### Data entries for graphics

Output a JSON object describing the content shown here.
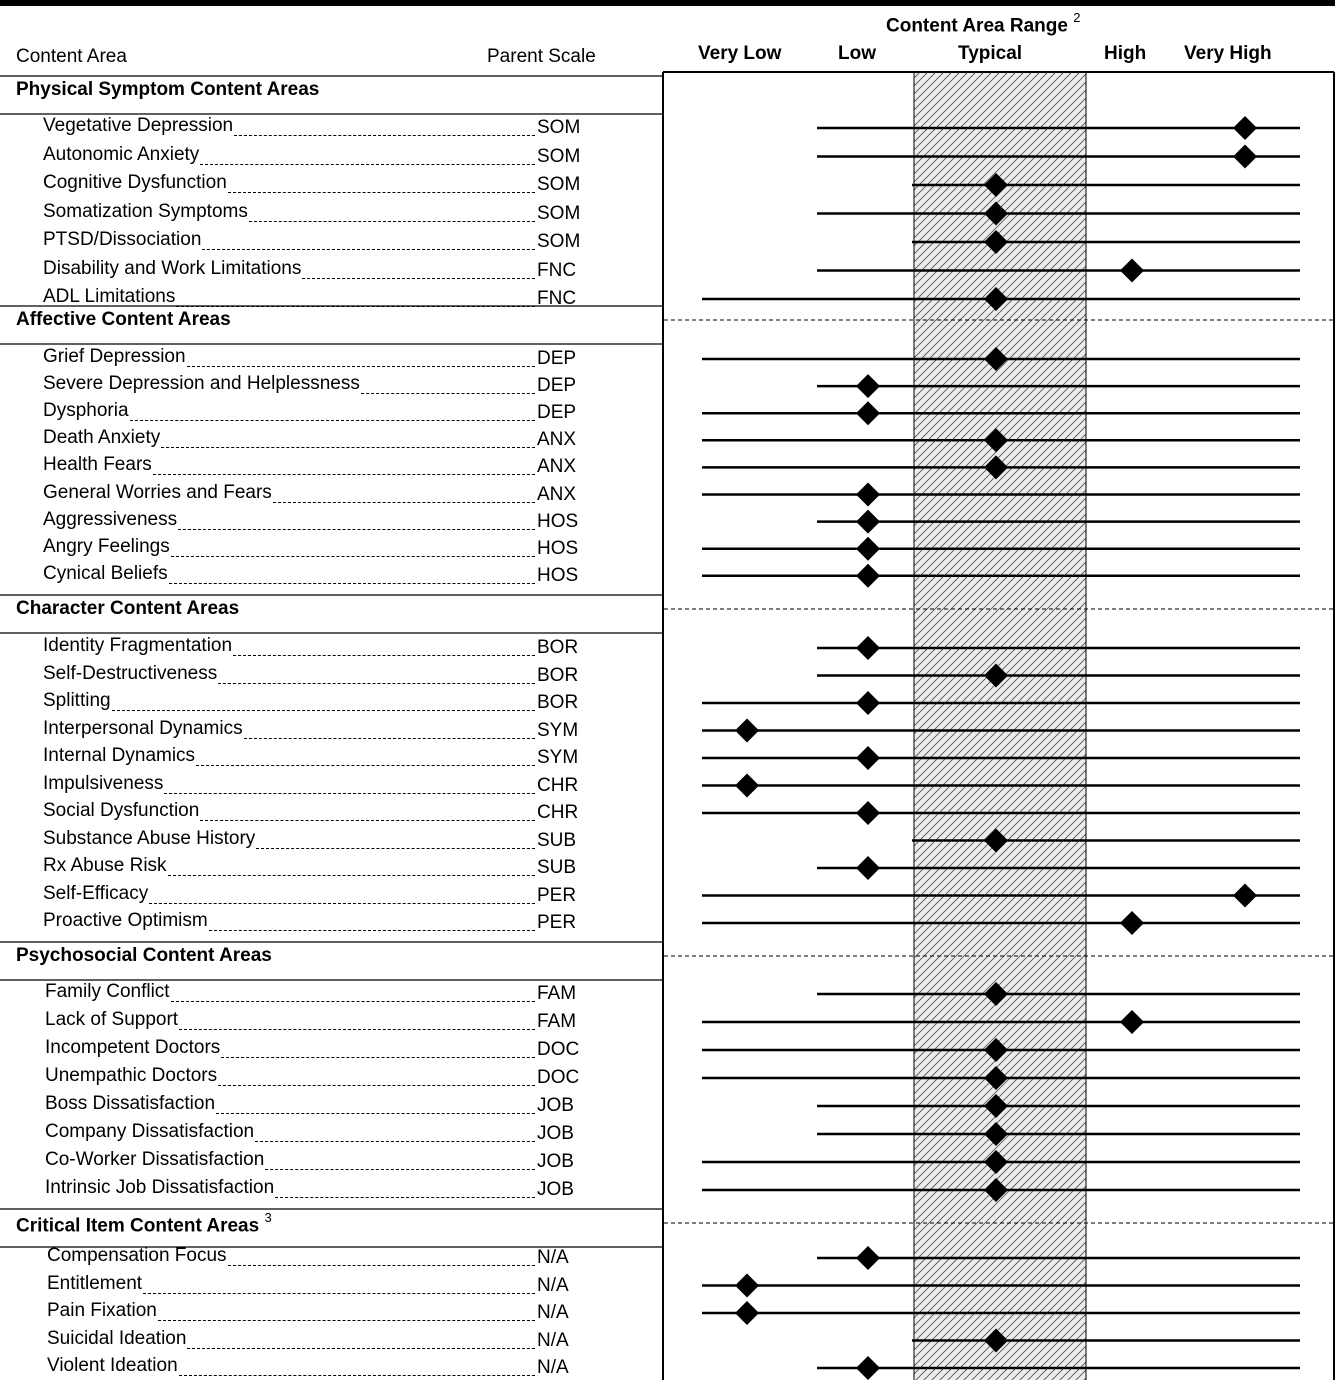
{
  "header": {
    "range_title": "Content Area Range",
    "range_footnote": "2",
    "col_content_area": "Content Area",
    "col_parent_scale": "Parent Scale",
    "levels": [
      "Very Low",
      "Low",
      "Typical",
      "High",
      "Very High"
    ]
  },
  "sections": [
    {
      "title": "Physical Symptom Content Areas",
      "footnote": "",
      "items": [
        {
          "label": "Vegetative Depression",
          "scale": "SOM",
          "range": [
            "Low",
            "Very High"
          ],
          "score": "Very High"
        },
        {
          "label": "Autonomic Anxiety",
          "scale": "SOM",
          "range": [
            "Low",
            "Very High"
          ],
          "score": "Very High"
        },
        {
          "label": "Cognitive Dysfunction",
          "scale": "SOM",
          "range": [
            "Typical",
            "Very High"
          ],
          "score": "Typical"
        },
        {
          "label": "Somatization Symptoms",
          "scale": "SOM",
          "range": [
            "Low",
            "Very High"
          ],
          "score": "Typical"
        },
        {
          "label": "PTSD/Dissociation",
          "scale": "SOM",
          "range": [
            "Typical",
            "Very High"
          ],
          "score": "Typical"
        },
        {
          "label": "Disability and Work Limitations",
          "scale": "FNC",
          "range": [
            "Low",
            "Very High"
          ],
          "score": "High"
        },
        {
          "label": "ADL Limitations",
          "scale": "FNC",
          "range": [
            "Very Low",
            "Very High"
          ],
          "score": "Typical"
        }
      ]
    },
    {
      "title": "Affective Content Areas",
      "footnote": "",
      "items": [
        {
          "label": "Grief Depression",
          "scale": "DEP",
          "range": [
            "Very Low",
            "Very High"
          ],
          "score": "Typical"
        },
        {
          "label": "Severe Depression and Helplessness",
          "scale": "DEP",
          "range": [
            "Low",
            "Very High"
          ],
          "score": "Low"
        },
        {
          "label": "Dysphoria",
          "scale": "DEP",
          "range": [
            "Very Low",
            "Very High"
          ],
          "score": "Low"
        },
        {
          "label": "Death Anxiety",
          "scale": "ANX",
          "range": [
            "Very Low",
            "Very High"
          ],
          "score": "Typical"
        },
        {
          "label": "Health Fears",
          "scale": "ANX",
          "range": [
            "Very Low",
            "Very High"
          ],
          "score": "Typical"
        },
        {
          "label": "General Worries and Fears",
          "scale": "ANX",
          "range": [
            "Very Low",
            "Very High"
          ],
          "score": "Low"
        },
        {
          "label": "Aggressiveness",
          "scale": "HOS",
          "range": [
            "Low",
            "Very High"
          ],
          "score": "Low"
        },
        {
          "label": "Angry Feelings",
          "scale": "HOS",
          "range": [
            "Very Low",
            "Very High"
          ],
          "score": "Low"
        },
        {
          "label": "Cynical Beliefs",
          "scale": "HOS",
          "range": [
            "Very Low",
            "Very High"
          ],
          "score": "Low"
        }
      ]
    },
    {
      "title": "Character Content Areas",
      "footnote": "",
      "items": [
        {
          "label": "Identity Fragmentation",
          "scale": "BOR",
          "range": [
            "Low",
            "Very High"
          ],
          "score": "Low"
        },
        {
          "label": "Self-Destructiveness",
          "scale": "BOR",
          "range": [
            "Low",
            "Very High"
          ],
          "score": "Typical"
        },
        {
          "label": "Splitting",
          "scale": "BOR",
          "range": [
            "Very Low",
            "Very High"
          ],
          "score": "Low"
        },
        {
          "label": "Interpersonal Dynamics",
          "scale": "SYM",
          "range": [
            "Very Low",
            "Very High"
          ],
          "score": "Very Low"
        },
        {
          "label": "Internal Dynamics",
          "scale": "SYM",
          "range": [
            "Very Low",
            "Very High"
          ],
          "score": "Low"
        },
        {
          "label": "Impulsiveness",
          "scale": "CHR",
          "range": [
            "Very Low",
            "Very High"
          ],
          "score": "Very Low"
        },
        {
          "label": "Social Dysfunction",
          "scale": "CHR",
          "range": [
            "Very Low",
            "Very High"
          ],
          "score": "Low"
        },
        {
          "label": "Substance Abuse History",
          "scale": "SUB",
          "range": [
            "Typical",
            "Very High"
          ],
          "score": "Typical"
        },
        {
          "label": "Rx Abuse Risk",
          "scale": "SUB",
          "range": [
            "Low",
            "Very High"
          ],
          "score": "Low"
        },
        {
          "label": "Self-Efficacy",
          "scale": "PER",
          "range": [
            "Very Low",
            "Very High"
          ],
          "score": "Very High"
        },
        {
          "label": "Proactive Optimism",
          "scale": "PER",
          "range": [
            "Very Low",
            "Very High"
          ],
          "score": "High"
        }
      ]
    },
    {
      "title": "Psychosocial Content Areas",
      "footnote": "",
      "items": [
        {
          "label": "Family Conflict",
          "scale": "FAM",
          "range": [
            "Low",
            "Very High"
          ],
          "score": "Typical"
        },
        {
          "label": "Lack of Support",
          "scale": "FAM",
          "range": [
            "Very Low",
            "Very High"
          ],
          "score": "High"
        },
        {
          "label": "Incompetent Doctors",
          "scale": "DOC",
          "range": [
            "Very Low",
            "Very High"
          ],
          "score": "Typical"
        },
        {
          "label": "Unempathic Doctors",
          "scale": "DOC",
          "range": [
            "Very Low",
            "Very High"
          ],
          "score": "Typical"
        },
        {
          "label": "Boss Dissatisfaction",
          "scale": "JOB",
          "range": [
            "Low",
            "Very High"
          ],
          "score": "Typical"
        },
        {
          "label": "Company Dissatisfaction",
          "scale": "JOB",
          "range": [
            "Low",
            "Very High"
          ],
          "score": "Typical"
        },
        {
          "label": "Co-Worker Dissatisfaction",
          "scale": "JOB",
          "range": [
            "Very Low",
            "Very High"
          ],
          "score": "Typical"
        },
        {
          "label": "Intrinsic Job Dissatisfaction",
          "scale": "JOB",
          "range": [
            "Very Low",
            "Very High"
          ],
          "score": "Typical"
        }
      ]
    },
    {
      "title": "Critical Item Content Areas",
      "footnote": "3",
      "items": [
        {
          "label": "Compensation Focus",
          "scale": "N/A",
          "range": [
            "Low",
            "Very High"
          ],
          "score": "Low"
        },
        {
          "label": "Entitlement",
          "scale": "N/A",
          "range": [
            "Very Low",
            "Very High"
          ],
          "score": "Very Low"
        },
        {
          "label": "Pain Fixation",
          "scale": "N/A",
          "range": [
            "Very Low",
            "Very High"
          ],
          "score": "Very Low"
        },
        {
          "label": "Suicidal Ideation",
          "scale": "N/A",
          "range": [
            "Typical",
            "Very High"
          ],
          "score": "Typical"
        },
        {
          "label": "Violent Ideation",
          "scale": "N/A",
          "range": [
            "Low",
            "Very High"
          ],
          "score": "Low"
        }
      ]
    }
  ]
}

### Task goal
Without including any pictures, please restate all the records exactly.

### Task solution
Output a JSON object describing the content shown here.
{
  "header": {
    "range_title": "Content Area Range",
    "range_footnote": "2",
    "col_content_area": "Content Area",
    "col_parent_scale": "Parent Scale",
    "levels": [
      "Very Low",
      "Low",
      "Typical",
      "High",
      "Very High"
    ]
  },
  "sections": [
    {
      "title": "Physical Symptom Content Areas",
      "footnote": "",
      "items": [
        {
          "label": "Vegetative Depression",
          "scale": "SOM",
          "range": [
            "Low",
            "Very High"
          ],
          "score": "Very High"
        },
        {
          "label": "Autonomic Anxiety",
          "scale": "SOM",
          "range": [
            "Low",
            "Very High"
          ],
          "score": "Very High"
        },
        {
          "label": "Cognitive Dysfunction",
          "scale": "SOM",
          "range": [
            "Typical",
            "Very High"
          ],
          "score": "Typical"
        },
        {
          "label": "Somatization Symptoms",
          "scale": "SOM",
          "range": [
            "Low",
            "Very High"
          ],
          "score": "Typical"
        },
        {
          "label": "PTSD/Dissociation",
          "scale": "SOM",
          "range": [
            "Typical",
            "Very High"
          ],
          "score": "Typical"
        },
        {
          "label": "Disability and Work Limitations",
          "scale": "FNC",
          "range": [
            "Low",
            "Very High"
          ],
          "score": "High"
        },
        {
          "label": "ADL Limitations",
          "scale": "FNC",
          "range": [
            "Very Low",
            "Very High"
          ],
          "score": "Typical"
        }
      ]
    },
    {
      "title": "Affective Content Areas",
      "footnote": "",
      "items": [
        {
          "label": "Grief Depression",
          "scale": "DEP",
          "range": [
            "Very Low",
            "Very High"
          ],
          "score": "Typical"
        },
        {
          "label": "Severe Depression and Helplessness",
          "scale": "DEP",
          "range": [
            "Low",
            "Very High"
          ],
          "score": "Low"
        },
        {
          "label": "Dysphoria",
          "scale": "DEP",
          "range": [
            "Very Low",
            "Very High"
          ],
          "score": "Low"
        },
        {
          "label": "Death Anxiety",
          "scale": "ANX",
          "range": [
            "Very Low",
            "Very High"
          ],
          "score": "Typical"
        },
        {
          "label": "Health Fears",
          "scale": "ANX",
          "range": [
            "Very Low",
            "Very High"
          ],
          "score": "Typical"
        },
        {
          "label": "General Worries and Fears",
          "scale": "ANX",
          "range": [
            "Very Low",
            "Very High"
          ],
          "score": "Low"
        },
        {
          "label": "Aggressiveness",
          "scale": "HOS",
          "range": [
            "Low",
            "Very High"
          ],
          "score": "Low"
        },
        {
          "label": "Angry Feelings",
          "scale": "HOS",
          "range": [
            "Very Low",
            "Very High"
          ],
          "score": "Low"
        },
        {
          "label": "Cynical Beliefs",
          "scale": "HOS",
          "range": [
            "Very Low",
            "Very High"
          ],
          "score": "Low"
        }
      ]
    },
    {
      "title": "Character Content Areas",
      "footnote": "",
      "items": [
        {
          "label": "Identity Fragmentation",
          "scale": "BOR",
          "range": [
            "Low",
            "Very High"
          ],
          "score": "Low"
        },
        {
          "label": "Self-Destructiveness",
          "scale": "BOR",
          "range": [
            "Low",
            "Very High"
          ],
          "score": "Typical"
        },
        {
          "label": "Splitting",
          "scale": "BOR",
          "range": [
            "Very Low",
            "Very High"
          ],
          "score": "Low"
        },
        {
          "label": "Interpersonal Dynamics",
          "scale": "SYM",
          "range": [
            "Very Low",
            "Very High"
          ],
          "score": "Very Low"
        },
        {
          "label": "Internal Dynamics",
          "scale": "SYM",
          "range": [
            "Very Low",
            "Very High"
          ],
          "score": "Low"
        },
        {
          "label": "Impulsiveness",
          "scale": "CHR",
          "range": [
            "Very Low",
            "Very High"
          ],
          "score": "Very Low"
        },
        {
          "label": "Social Dysfunction",
          "scale": "CHR",
          "range": [
            "Very Low",
            "Very High"
          ],
          "score": "Low"
        },
        {
          "label": "Substance Abuse History",
          "scale": "SUB",
          "range": [
            "Typical",
            "Very High"
          ],
          "score": "Typical"
        },
        {
          "label": "Rx Abuse Risk",
          "scale": "SUB",
          "range": [
            "Low",
            "Very High"
          ],
          "score": "Low"
        },
        {
          "label": "Self-Efficacy",
          "scale": "PER",
          "range": [
            "Very Low",
            "Very High"
          ],
          "score": "Very High"
        },
        {
          "label": "Proactive Optimism",
          "scale": "PER",
          "range": [
            "Very Low",
            "Very High"
          ],
          "score": "High"
        }
      ]
    },
    {
      "title": "Psychosocial Content Areas",
      "footnote": "",
      "items": [
        {
          "label": "Family Conflict",
          "scale": "FAM",
          "range": [
            "Low",
            "Very High"
          ],
          "score": "Typical"
        },
        {
          "label": "Lack of Support",
          "scale": "FAM",
          "range": [
            "Very Low",
            "Very High"
          ],
          "score": "High"
        },
        {
          "label": "Incompetent Doctors",
          "scale": "DOC",
          "range": [
            "Very Low",
            "Very High"
          ],
          "score": "Typical"
        },
        {
          "label": "Unempathic Doctors",
          "scale": "DOC",
          "range": [
            "Very Low",
            "Very High"
          ],
          "score": "Typical"
        },
        {
          "label": "Boss Dissatisfaction",
          "scale": "JOB",
          "range": [
            "Low",
            "Very High"
          ],
          "score": "Typical"
        },
        {
          "label": "Company Dissatisfaction",
          "scale": "JOB",
          "range": [
            "Low",
            "Very High"
          ],
          "score": "Typical"
        },
        {
          "label": "Co-Worker Dissatisfaction",
          "scale": "JOB",
          "range": [
            "Very Low",
            "Very High"
          ],
          "score": "Typical"
        },
        {
          "label": "Intrinsic Job Dissatisfaction",
          "scale": "JOB",
          "range": [
            "Very Low",
            "Very High"
          ],
          "score": "Typical"
        }
      ]
    },
    {
      "title": "Critical Item Content Areas",
      "footnote": "3",
      "items": [
        {
          "label": "Compensation Focus",
          "scale": "N/A",
          "range": [
            "Low",
            "Very High"
          ],
          "score": "Low"
        },
        {
          "label": "Entitlement",
          "scale": "N/A",
          "range": [
            "Very Low",
            "Very High"
          ],
          "score": "Very Low"
        },
        {
          "label": "Pain Fixation",
          "scale": "N/A",
          "range": [
            "Very Low",
            "Very High"
          ],
          "score": "Very Low"
        },
        {
          "label": "Suicidal Ideation",
          "scale": "N/A",
          "range": [
            "Typical",
            "Very High"
          ],
          "score": "Typical"
        },
        {
          "label": "Violent Ideation",
          "scale": "N/A",
          "range": [
            "Low",
            "Very High"
          ],
          "score": "Low"
        }
      ]
    }
  ]
}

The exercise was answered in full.